Search the material for the string "求下列函数的导数", then report how many lines hold it, with no other text.

(Stored data entries)

################

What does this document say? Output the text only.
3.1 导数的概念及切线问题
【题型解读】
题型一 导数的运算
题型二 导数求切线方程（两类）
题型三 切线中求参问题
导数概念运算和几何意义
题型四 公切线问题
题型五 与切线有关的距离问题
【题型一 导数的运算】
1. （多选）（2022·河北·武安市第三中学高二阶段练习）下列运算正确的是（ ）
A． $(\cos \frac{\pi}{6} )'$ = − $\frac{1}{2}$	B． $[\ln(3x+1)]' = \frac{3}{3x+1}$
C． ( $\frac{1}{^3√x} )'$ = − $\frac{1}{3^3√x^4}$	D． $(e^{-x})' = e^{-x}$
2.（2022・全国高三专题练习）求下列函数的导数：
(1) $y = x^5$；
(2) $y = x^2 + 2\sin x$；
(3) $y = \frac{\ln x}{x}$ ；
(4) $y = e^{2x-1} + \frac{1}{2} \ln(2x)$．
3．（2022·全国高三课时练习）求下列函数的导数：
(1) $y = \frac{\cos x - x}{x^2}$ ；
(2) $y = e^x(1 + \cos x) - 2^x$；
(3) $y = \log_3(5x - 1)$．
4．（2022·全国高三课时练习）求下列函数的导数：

################

** Complete answer **
3